- YOUR TASK
Repeat, exactly and in full, the lines of the listing below, but without any pictures.

- MATERIAL SUPPLIED
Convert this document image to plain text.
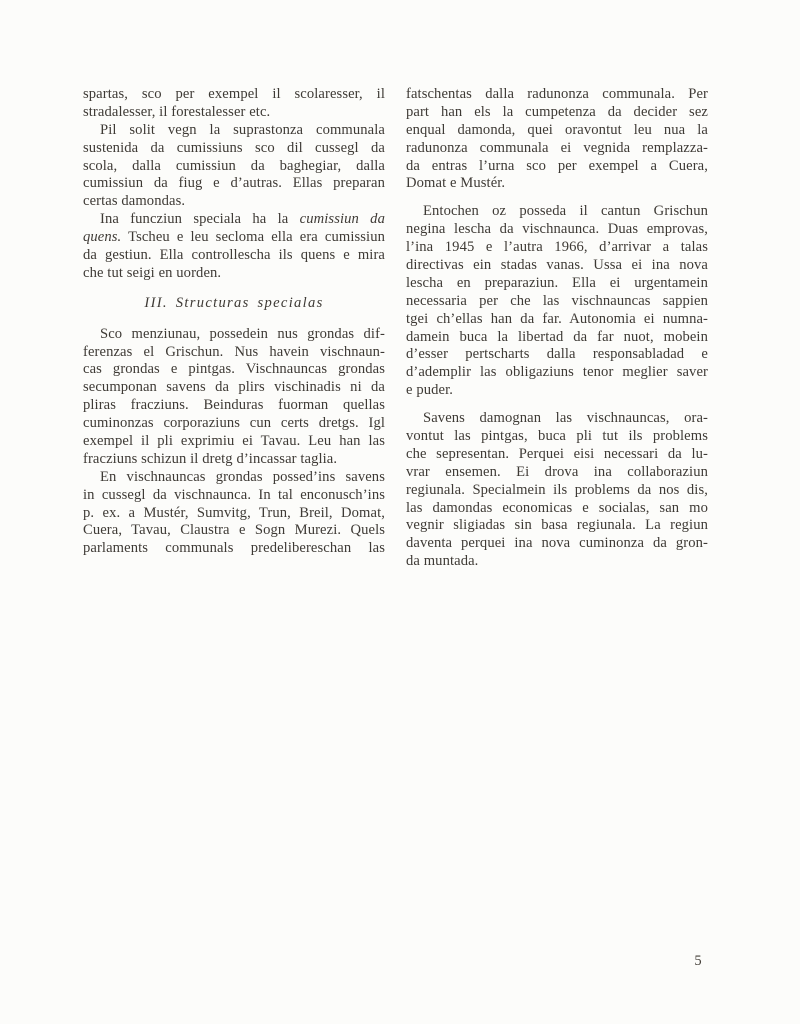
spartas, sco per exempel il scolaresser, il
stradalesser, il forestalesser etc.
Pil solit vegn la suprastonza communala
sustenida da cumissiuns sco dil cussegl da
scola, dalla cumissiun da baghegiar, dalla
cumissiun da fiug e d’autras. Ellas preparan
certas damondas.
Ina funcziun speciala ha la cumissiun da
quens. Tscheu e leu secloma ella era cumissiun
da gestiun. Ella controllescha ils quens e mira
che tut seigi en uorden.
III. Structuras specialas
Sco menziunau, possedein nus grondas dif-
ferenzas el Grischun. Nus havein vischnaun-
cas grondas e pintgas. Vischnauncas grondas
secumponan savens da plirs vischinadis ni da
pliras fracziuns. Beinduras fuorman quellas
cuminonzas corporaziuns cun certs dretgs. Igl
exempel il pli exprimiu ei Tavau. Leu han las
fracziuns schizun il dretg d’incassar taglia.
En vischnauncas grondas possed’ins savens
in cussegl da vischnaunca. In tal enconusch’ins
p. ex. a Mustér, Sumvitg, Trun, Breil, Domat,
Cuera, Tavau, Claustra e Sogn Murezi. Quels
parlaments communals predelibereschan las
fatschentas dalla radunonza communala. Per
part han els la cumpetenza da decider sez
enqual damonda, quei oravontut leu nua la
radunonza communala ei vegnida remplazza-
da entras l’urna sco per exempel a Cuera,
Domat e Mustér.
Entochen oz posseda il cantun Grischun
negina lescha da vischnaunca. Duas emprovas,
l’ina 1945 e l’autra 1966, d’arrivar a talas
directivas ein stadas vanas. Ussa ei ina nova
lescha en preparaziun. Ella ei urgentamein
necessaria per che las vischnauncas sappien
tgei ch’ellas han da far. Autonomia ei numna-
damein buca la libertad da far nuot, mobein
d’esser pertscharts dalla responsabladad e
d’ademplir las obligaziuns tenor meglier saver
e puder.
Savens damognan las vischnauncas, ora-
vontut las pintgas, buca pli tut ils problems
che sepresentan. Perquei eisi necessari da lu-
vrar ensemen. Ei drova ina collaboraziun
regiunala. Specialmein ils problems da nos dis,
las damondas economicas e socialas, san mo
vegnir sligiadas sin basa regiunala. La regiun
daventa perquei ina nova cuminonza da gron-
da muntada.
5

- TASK OUTPUT
Convert this document image to plain text.
spartas, sco per exempel il scolaresser, il
stradalesser, il forestalesser etc.
Pil solit vegn la suprastonza communala
sustenida da cumissiuns sco dil cussegl da
scola, dalla cumissiun da baghegiar, dalla
cumissiun da fiug e d’autras. Ellas preparan
certas damondas.
Ina funcziun speciala ha la cumissiun da
quens. Tscheu e leu secloma ella era cumissiun
da gestiun. Ella controllescha ils quens e mira
che tut seigi en uorden.
III. Structuras specialas
Sco menziunau, possedein nus grondas dif-
ferenzas el Grischun. Nus havein vischnaun-
cas grondas e pintgas. Vischnauncas grondas
secumponan savens da plirs vischinadis ni da
pliras fracziuns. Beinduras fuorman quellas
cuminonzas corporaziuns cun certs dretgs. Igl
exempel il pli exprimiu ei Tavau. Leu han las
fracziuns schizun il dretg d’incassar taglia.
En vischnauncas grondas possed’ins savens
in cussegl da vischnaunca. In tal enconusch’ins
p. ex. a Mustér, Sumvitg, Trun, Breil, Domat,
Cuera, Tavau, Claustra e Sogn Murezi. Quels
parlaments communals predelibereschan las
fatschentas dalla radunonza communala. Per
part han els la cumpetenza da decider sez
enqual damonda, quei oravontut leu nua la
radunonza communala ei vegnida remplazza-
da entras l’urna sco per exempel a Cuera,
Domat e Mustér.
Entochen oz posseda il cantun Grischun
negina lescha da vischnaunca. Duas emprovas,
l’ina 1945 e l’autra 1966, d’arrivar a talas
directivas ein stadas vanas. Ussa ei ina nova
lescha en preparaziun. Ella ei urgentamein
necessaria per che las vischnauncas sappien
tgei ch’ellas han da far. Autonomia ei numna-
damein buca la libertad da far nuot, mobein
d’esser pertscharts dalla responsabladad e
d’ademplir las obligaziuns tenor meglier saver
e puder.
Savens damognan las vischnauncas, ora-
vontut las pintgas, buca pli tut ils problems
che sepresentan. Perquei eisi necessari da lu-
vrar ensemen. Ei drova ina collaboraziun
regiunala. Specialmein ils problems da nos dis,
las damondas economicas e socialas, san mo
vegnir sligiadas sin basa regiunala. La regiun
daventa perquei ina nova cuminonza da gron-
da muntada.
5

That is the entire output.